### COLUNA ###
Gato e rato*
Eliane Cantanhêde
A ação da Polícia Federal contra a Polícia Legislativa
não apenas evolui para um mal-estar entre Executivo e Legislativo como assume
ares de literatura barata ou filme de espionagem bom de público e péssimo de
crítica. Rocambolesca, a história tem o mérito de expor à opinião pública um
aparato caro, inchado e pouco conhecido, mas deixa muitas dúvidas no ar. Num
momento como este, dúvidas só aumentam a boataria e o nível de tensão.
A Polícia Federal não agiu no Senado por sua conta e
risco, numa guerrinha de vaidades, mas sim por uma ordem judicial para apurar
delações de “contraespionagem”. Quer dizer que a Polícia Federal espiona Suas
Excelências e a Polícia Legislativa corre atrás para desarmar a espionagem? De
filme policial, desanda para pastelão.
É fato que a PF, como parte da força-tarefa da Lava Jato,
investiga políticos a torto e a direito, inclusive do Senado. É fato também que
a Polícia Legislativa existe exatamente para proteger os parlamentares de
invasões, ameaças, grampos e chantagens, inclusive com varredura de gabinetes e
de apartamentos funcionais – ou seja, de propriedade do próprio Congresso.
Há uns 20 anos, o então senador José Roberto Arruda,
depois governador cassado do DF, suspeitou que seu gabinete estava grampeado
pelo adversário Luiz Estevão, que dispunha de uma tropa particular de
policiais. O que Arruda fez? Pediu uma varredura à Polícia Legislativa. Afora o
detalhe de que Arruda e Estêvão se merecem, como a história iria mostrar,
ninguém questionou a ação da polícia interna. Logo, essa prática vem de longe.
### MATERIAL FORNECIDO ###
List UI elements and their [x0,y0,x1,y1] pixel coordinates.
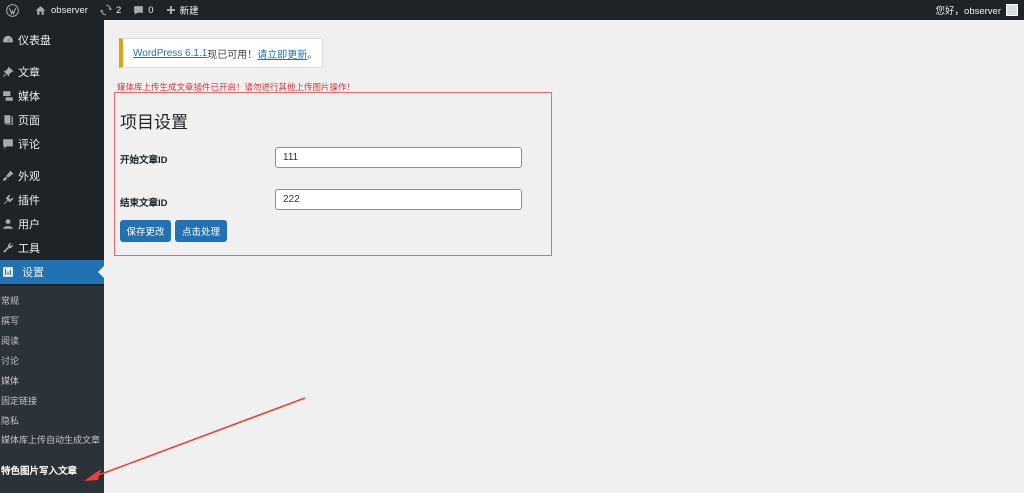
###
**PARTES DO EXERCÍCIO:**
a. Responda com base na coluna:
(i) Por que tipo de ordem a Polícia Federal agiu no Senado?
(ii) Quem o senador José Roberto Arruda suspeitou estar grampeando seu gabinete?
(iii) A quem Arruda pediu uma varredura?
b. Troque "boataria" por "fofoca" no trecho da coluna de "Gato e rato*" a "nível de tensão." e escreva o trecho inteiro de novo.

**RESPOSTAS:**
a.
(i) Por uma ordem judicial.
(ii) O adversário Luiz Estevão.
(iii) À Polícia Legislativa.

b.
Gato e rato*
Eliane Cantanhêde
A ação da Polícia Federal contra a Polícia Legislativa
não apenas evolui para um mal-estar entre Executivo e Legislativo como assume
ares de literatura barata ou filme de espionagem bom de público e péssimo de
crítica. Rocambolesca, a história tem o mérito de expor à opinião pública um
aparato caro, inchado e pouco conhecido, mas deixa muitas dúvidas no ar. Num
momento como este, dúvidas só aumentam a fofoca e o nível de tensão.